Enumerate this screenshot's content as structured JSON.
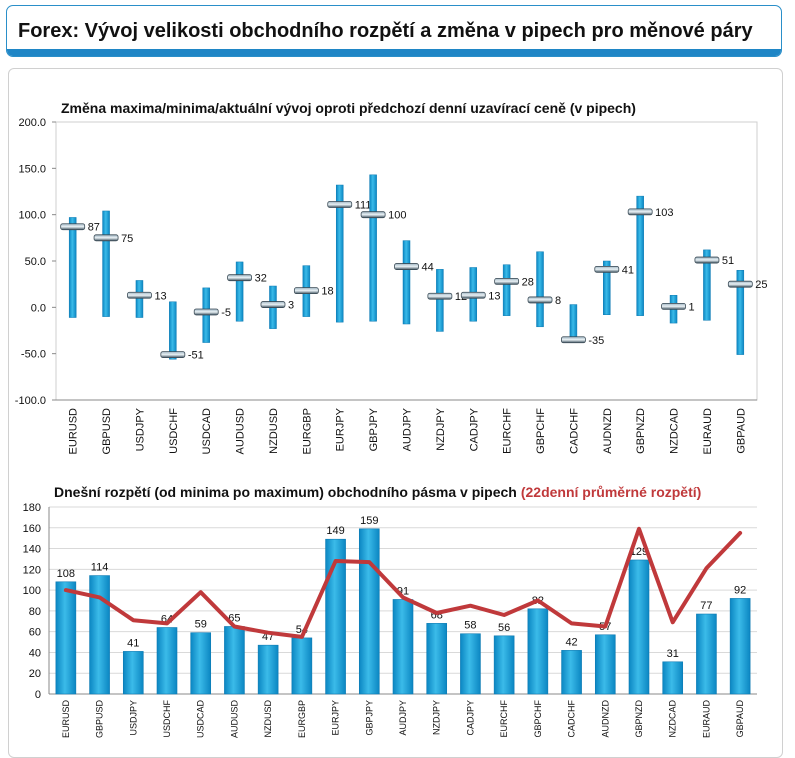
{
  "page": {
    "title": "Forex: Vývoj velikosti obchodního rozpětí a změna v pipech pro měnové páry"
  },
  "colors": {
    "bar": "#1b9fd6",
    "bar_dark": "#0e7bb3",
    "marker": "#6a7f8c",
    "line": "#c0393b",
    "header_band": "#1f86c6"
  },
  "chart_data": [
    {
      "type": "bar",
      "subtype": "range-with-marker",
      "title": "Změna maxima/minima/aktuální vývoj oproti předchozí denní uzavírací ceně (v pipech)",
      "categories": [
        "EURUSD",
        "GBPUSD",
        "USDJPY",
        "USDCHF",
        "USDCAD",
        "AUDUSD",
        "NZDUSD",
        "EURGBP",
        "EURJPY",
        "GBPJPY",
        "AUDJPY",
        "NZDJPY",
        "CADJPY",
        "EURCHF",
        "GBPCHF",
        "CADCHF",
        "AUDNZD",
        "GBPNZD",
        "NZDCAD",
        "EURAUD",
        "GBPAUD"
      ],
      "series": [
        {
          "name": "",
          "role": "high",
          "values": [
            97,
            104,
            29,
            6,
            21,
            49,
            23,
            45,
            132,
            143,
            72,
            41,
            43,
            46,
            60,
            3,
            50,
            120,
            13,
            62,
            40
          ]
        },
        {
          "name": "",
          "role": "low",
          "values": [
            -11,
            -10,
            -11,
            -56,
            -38,
            -15,
            -23,
            -10,
            -16,
            -15,
            -18,
            -26,
            -15,
            -9,
            -21,
            -37,
            -8,
            -9,
            -17,
            -14,
            -51
          ]
        },
        {
          "name": "",
          "role": "current",
          "values": [
            87,
            75,
            13,
            -51,
            -5,
            32,
            3,
            18,
            111,
            100,
            44,
            12,
            13,
            28,
            8,
            -35,
            41,
            103,
            1,
            51,
            25
          ]
        }
      ],
      "labels": [
        "87",
        "75",
        "13",
        "-51",
        "-5",
        "32",
        "3",
        "18",
        "111",
        "100",
        "44",
        "12",
        "13",
        "28",
        "8",
        "-35",
        "41",
        "103",
        "1",
        "51",
        "25"
      ],
      "yticks": [
        "200.0",
        "150.0",
        "100.0",
        "50.0",
        "0.0",
        "-50.0",
        "-100.0"
      ],
      "ylim": [
        -100,
        200
      ],
      "grid": false
    },
    {
      "type": "bar",
      "title": "Dnešní rozpětí (od minima po maximum) obchodního pásma v pipech",
      "title_highlight": "(22denní průměrné rozpětí)",
      "categories": [
        "EURUSD",
        "GBPUSD",
        "USDJPY",
        "USDCHF",
        "USDCAD",
        "AUDUSD",
        "NZDUSD",
        "EURGBP",
        "EURJPY",
        "GBPJPY",
        "AUDJPY",
        "NZDJPY",
        "CADJPY",
        "EURCHF",
        "GBPCHF",
        "CADCHF",
        "AUDNZD",
        "GBPNZD",
        "NZDCAD",
        "EURAUD",
        "GBPAUD"
      ],
      "series": [
        {
          "name": "",
          "type": "bar",
          "values": [
            108,
            114,
            41,
            64,
            59,
            65,
            47,
            54,
            149,
            159,
            91,
            68,
            58,
            56,
            82,
            42,
            57,
            129,
            31,
            77,
            92
          ]
        },
        {
          "name": "",
          "type": "line",
          "values": [
            100,
            93,
            71,
            68,
            98,
            65,
            59,
            55,
            128,
            127,
            93,
            78,
            85,
            76,
            90,
            68,
            65,
            159,
            69,
            121,
            155
          ]
        }
      ],
      "labels": [
        "108",
        "114",
        "41",
        "64",
        "59",
        "65",
        "47",
        "54",
        "149",
        "159",
        "91",
        "68",
        "58",
        "56",
        "82",
        "42",
        "57",
        "129",
        "31",
        "77",
        "92"
      ],
      "yticks": [
        "180",
        "160",
        "140",
        "120",
        "100",
        "80",
        "60",
        "40",
        "20",
        "0"
      ],
      "ylim": [
        0,
        180
      ],
      "grid": true
    }
  ]
}
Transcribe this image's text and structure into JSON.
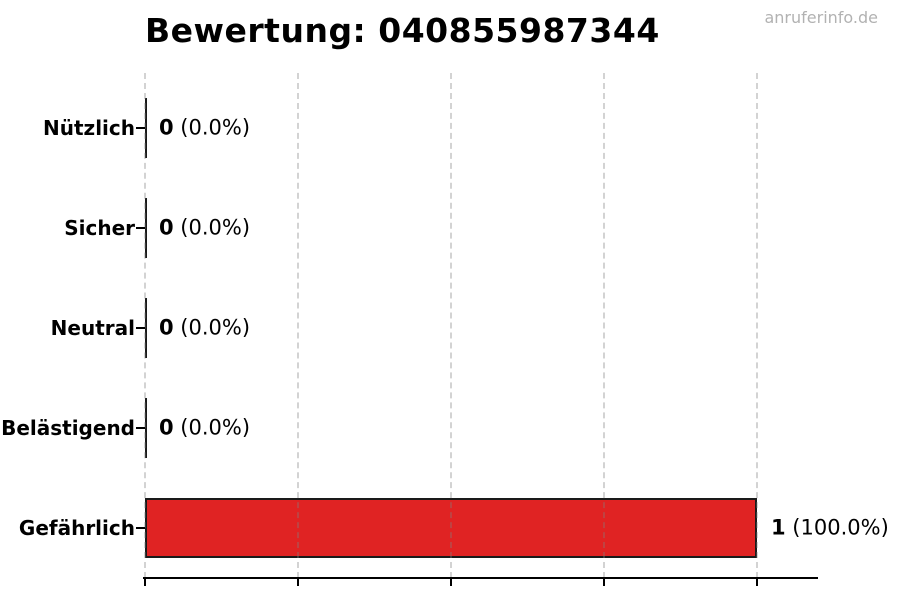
{
  "chart": {
    "title": "Bewertung: 040855987344",
    "watermark": "anruferinfo.de"
  },
  "chart_data": {
    "type": "bar",
    "orientation": "horizontal",
    "title": "Bewertung: 040855987344",
    "categories": [
      "Nützlich",
      "Sicher",
      "Neutral",
      "Belästigend",
      "Gefährlich"
    ],
    "values": [
      0,
      0,
      0,
      0,
      1
    ],
    "counts": [
      "0",
      "0",
      "0",
      "0",
      "1"
    ],
    "percents": [
      "0.0%",
      "0.0%",
      "0.0%",
      "0.0%",
      "100.0%"
    ],
    "value_labels": [
      "0 (0.0%)",
      "0 (0.0%)",
      "0 (0.0%)",
      "0 (0.0%)",
      "1 (100.0%)"
    ],
    "xlabel": "",
    "ylabel": "",
    "xlim": [
      0,
      1.1
    ],
    "x_ticks": [
      0,
      0.25,
      0.5,
      0.75,
      1.0
    ],
    "x_tick_labels_visible": false,
    "grid": "vertical-dashed",
    "legend": "none",
    "bar_color": "#e02323",
    "bar_edge_color": "#1a1a1a",
    "grid_color": "#c8c8c8",
    "watermark": "anruferinfo.de"
  }
}
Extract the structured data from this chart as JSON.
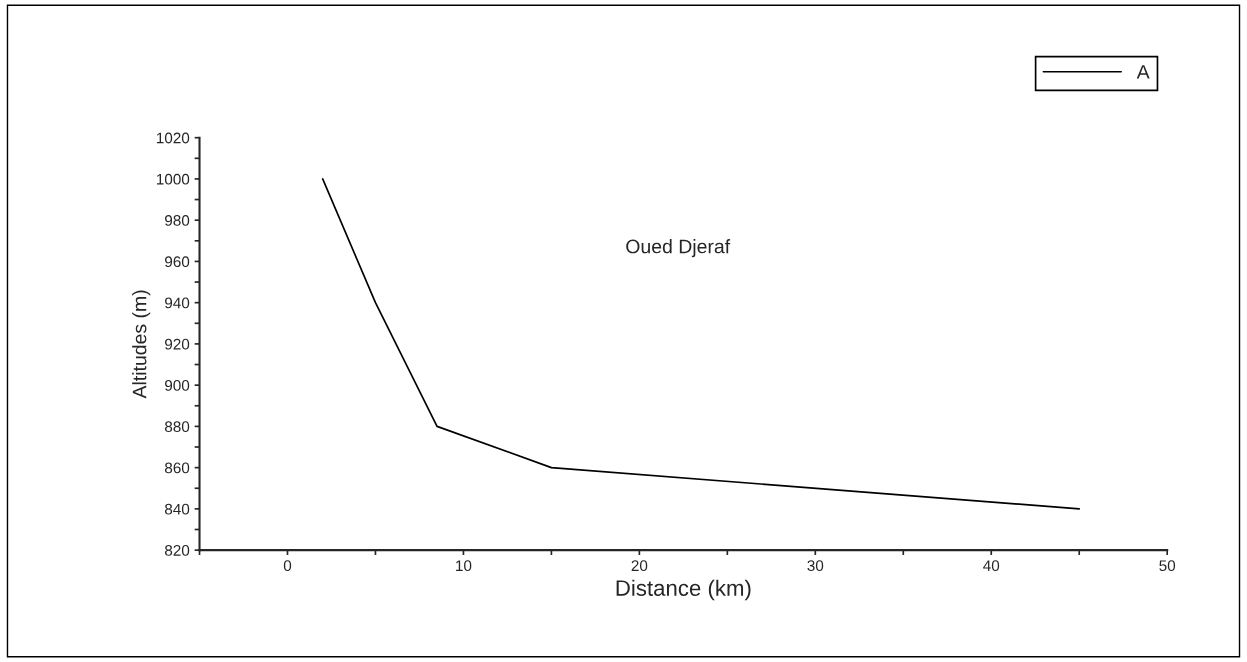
{
  "chart_data": {
    "type": "line",
    "xlabel": "Distance (km)",
    "ylabel": "Altitudes (m)",
    "x": [
      2,
      5,
      8.5,
      15,
      45
    ],
    "series": [
      {
        "name": "A",
        "color": "#000000",
        "values": [
          1000,
          940,
          880,
          860,
          840
        ]
      }
    ],
    "xlim": [
      -5,
      50
    ],
    "xticks": [
      {
        "value": -5,
        "label": null
      },
      0,
      {
        "value": 5,
        "label": null
      },
      10,
      {
        "value": 15,
        "label": null
      },
      20,
      {
        "value": 25,
        "label": null
      },
      30,
      {
        "value": 35,
        "label": null
      },
      40,
      {
        "value": 45,
        "label": null
      },
      50
    ],
    "ylim": [
      820,
      1020
    ],
    "yticks": [
      820,
      {
        "value": 830,
        "label": null
      },
      840,
      {
        "value": 850,
        "label": null
      },
      860,
      {
        "value": 870,
        "label": null
      },
      880,
      {
        "value": 890,
        "label": null
      },
      900,
      {
        "value": 910,
        "label": null
      },
      920,
      {
        "value": 930,
        "label": null
      },
      940,
      {
        "value": 950,
        "label": null
      },
      960,
      {
        "value": 970,
        "label": null
      },
      980,
      {
        "value": 990,
        "label": null
      },
      1000,
      {
        "value": 1010,
        "label": null
      },
      1020
    ],
    "annotations": [
      "Oued Djeraf"
    ],
    "grid": false,
    "legend": "top right",
    "marker": "none",
    "line_style": "solid"
  }
}
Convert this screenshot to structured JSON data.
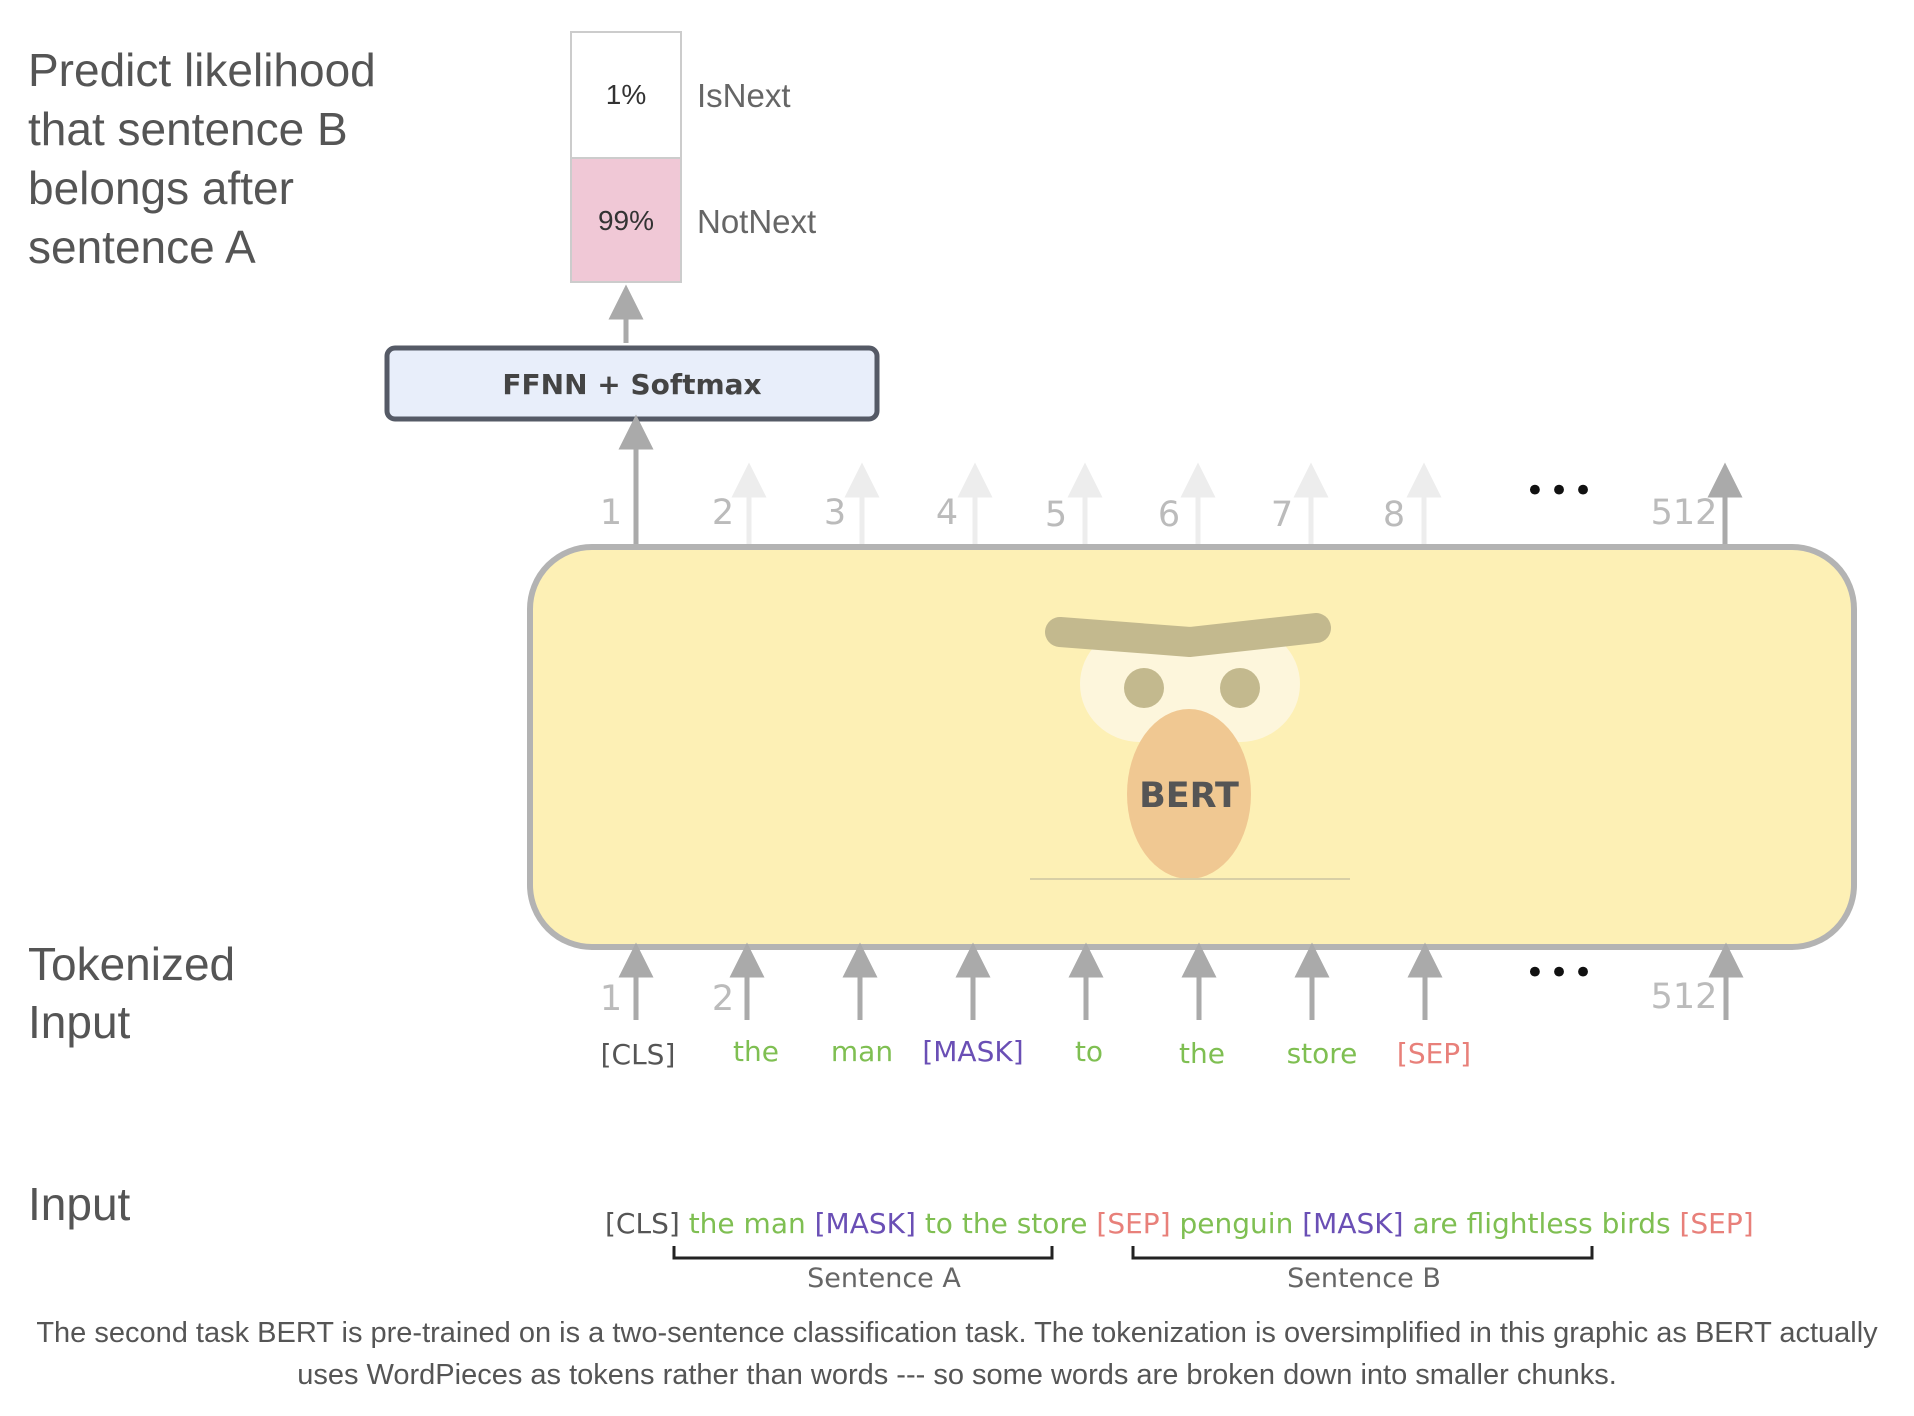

■ ■ ■ ■ ■ ■ ■

◆ EXERCISE DIRECTIONS
Every record above should be transcribed exactly; the pictures stay out of the copy.

◆ CORRECT OUTPUT
Enumerate this screenshot's content as structured JSON.
{
  "page": {
    "title": "Forex: Vývoj velikosti obchodního rozpětí a změna v pipech pro měnové páry"
  },
  "colors": {
    "bar": "#1b9fd6",
    "bar_dark": "#0e7bb3",
    "marker": "#6a7f8c",
    "line": "#c0393b",
    "header_band": "#1f86c6"
  },
  "chart_data": [
    {
      "type": "bar",
      "subtype": "range-with-marker",
      "title": "Změna maxima/minima/aktuální vývoj oproti předchozí denní uzavírací ceně (v pipech)",
      "categories": [
        "EURUSD",
        "GBPUSD",
        "USDJPY",
        "USDCHF",
        "USDCAD",
        "AUDUSD",
        "NZDUSD",
        "EURGBP",
        "EURJPY",
        "GBPJPY",
        "AUDJPY",
        "NZDJPY",
        "CADJPY",
        "EURCHF",
        "GBPCHF",
        "CADCHF",
        "AUDNZD",
        "GBPNZD",
        "NZDCAD",
        "EURAUD",
        "GBPAUD"
      ],
      "series": [
        {
          "name": "",
          "role": "high",
          "values": [
            97,
            104,
            29,
            6,
            21,
            49,
            23,
            45,
            132,
            143,
            72,
            41,
            43,
            46,
            60,
            3,
            50,
            120,
            13,
            62,
            40
          ]
        },
        {
          "name": "",
          "role": "low",
          "values": [
            -11,
            -10,
            -11,
            -56,
            -38,
            -15,
            -23,
            -10,
            -16,
            -15,
            -18,
            -26,
            -15,
            -9,
            -21,
            -37,
            -8,
            -9,
            -17,
            -14,
            -51
          ]
        },
        {
          "name": "",
          "role": "current",
          "values": [
            87,
            75,
            13,
            -51,
            -5,
            32,
            3,
            18,
            111,
            100,
            44,
            12,
            13,
            28,
            8,
            -35,
            41,
            103,
            1,
            51,
            25
          ]
        }
      ],
      "labels": [
        "87",
        "75",
        "13",
        "-51",
        "-5",
        "32",
        "3",
        "18",
        "111",
        "100",
        "44",
        "12",
        "13",
        "28",
        "8",
        "-35",
        "41",
        "103",
        "1",
        "51",
        "25"
      ],
      "yticks": [
        "200.0",
        "150.0",
        "100.0",
        "50.0",
        "0.0",
        "-50.0",
        "-100.0"
      ],
      "ylim": [
        -100,
        200
      ],
      "grid": false
    },
    {
      "type": "bar",
      "title": "Dnešní rozpětí (od minima po maximum) obchodního pásma v pipech",
      "title_highlight": "(22denní průměrné rozpětí)",
      "categories": [
        "EURUSD",
        "GBPUSD",
        "USDJPY",
        "USDCHF",
        "USDCAD",
        "AUDUSD",
        "NZDUSD",
        "EURGBP",
        "EURJPY",
        "GBPJPY",
        "AUDJPY",
        "NZDJPY",
        "CADJPY",
        "EURCHF",
        "GBPCHF",
        "CADCHF",
        "AUDNZD",
        "GBPNZD",
        "NZDCAD",
        "EURAUD",
        "GBPAUD"
      ],
      "series": [
        {
          "name": "",
          "type": "bar",
          "values": [
            108,
            114,
            41,
            64,
            59,
            65,
            47,
            54,
            149,
            159,
            91,
            68,
            58,
            56,
            82,
            42,
            57,
            129,
            31,
            77,
            92
          ]
        },
        {
          "name": "",
          "type": "line",
          "values": [
            100,
            93,
            71,
            68,
            98,
            65,
            59,
            55,
            128,
            127,
            93,
            78,
            85,
            76,
            90,
            68,
            65,
            159,
            69,
            121,
            155
          ]
        }
      ],
      "labels": [
        "108",
        "114",
        "41",
        "64",
        "59",
        "65",
        "47",
        "54",
        "149",
        "159",
        "91",
        "68",
        "58",
        "56",
        "82",
        "42",
        "57",
        "129",
        "31",
        "77",
        "92"
      ],
      "yticks": [
        "180",
        "160",
        "140",
        "120",
        "100",
        "80",
        "60",
        "40",
        "20",
        "0"
      ],
      "ylim": [
        0,
        180
      ],
      "grid": true
    }
  ]
}
Transcribe this image's text and structure into JSON.
{
  "chart": {
    "title": "Bewertung: 040855987344",
    "watermark": "anruferinfo.de"
  },
  "chart_data": {
    "type": "bar",
    "orientation": "horizontal",
    "title": "Bewertung: 040855987344",
    "categories": [
      "Nützlich",
      "Sicher",
      "Neutral",
      "Belästigend",
      "Gefährlich"
    ],
    "values": [
      0,
      0,
      0,
      0,
      1
    ],
    "counts": [
      "0",
      "0",
      "0",
      "0",
      "1"
    ],
    "percents": [
      "0.0%",
      "0.0%",
      "0.0%",
      "0.0%",
      "100.0%"
    ],
    "value_labels": [
      "0 (0.0%)",
      "0 (0.0%)",
      "0 (0.0%)",
      "0 (0.0%)",
      "1 (100.0%)"
    ],
    "xlabel": "",
    "ylabel": "",
    "xlim": [
      0,
      1.1
    ],
    "x_ticks": [
      0,
      0.25,
      0.5,
      0.75,
      1.0
    ],
    "x_tick_labels_visible": false,
    "grid": "vertical-dashed",
    "legend": "none",
    "bar_color": "#e02323",
    "bar_edge_color": "#1a1a1a",
    "grid_color": "#c8c8c8",
    "watermark": "anruferinfo.de"
  }
}
Extract the structured data from this chart as JSON.
{
  "chart_data": {
    "type": "line",
    "xlabel": "Distance (km)",
    "ylabel": "Altitudes (m)",
    "x": [
      2,
      5,
      8.5,
      15,
      45
    ],
    "series": [
      {
        "name": "A",
        "color": "#000000",
        "values": [
          1000,
          940,
          880,
          860,
          840
        ]
      }
    ],
    "xlim": [
      -5,
      50
    ],
    "xticks": [
      {
        "value": -5,
        "label": null
      },
      0,
      {
        "value": 5,
        "label": null
      },
      10,
      {
        "value": 15,
        "label": null
      },
      20,
      {
        "value": 25,
        "label": null
      },
      30,
      {
        "value": 35,
        "label": null
      },
      40,
      {
        "value": 45,
        "label": null
      },
      50
    ],
    "ylim": [
      820,
      1020
    ],
    "yticks": [
      820,
      {
        "value": 830,
        "label": null
      },
      840,
      {
        "value": 850,
        "label": null
      },
      860,
      {
        "value": 870,
        "label": null
      },
      880,
      {
        "value": 890,
        "label": null
      },
      900,
      {
        "value": 910,
        "label": null
      },
      920,
      {
        "value": 930,
        "label": null
      },
      940,
      {
        "value": 950,
        "label": null
      },
      960,
      {
        "value": 970,
        "label": null
      },
      980,
      {
        "value": 990,
        "label": null
      },
      1000,
      {
        "value": 1010,
        "label": null
      },
      1020
    ],
    "annotations": [
      "Oued Djeraf"
    ],
    "grid": false,
    "legend": "top right",
    "marker": "none",
    "line_style": "solid"
  }
}
Convert this screenshot to structured JSON data.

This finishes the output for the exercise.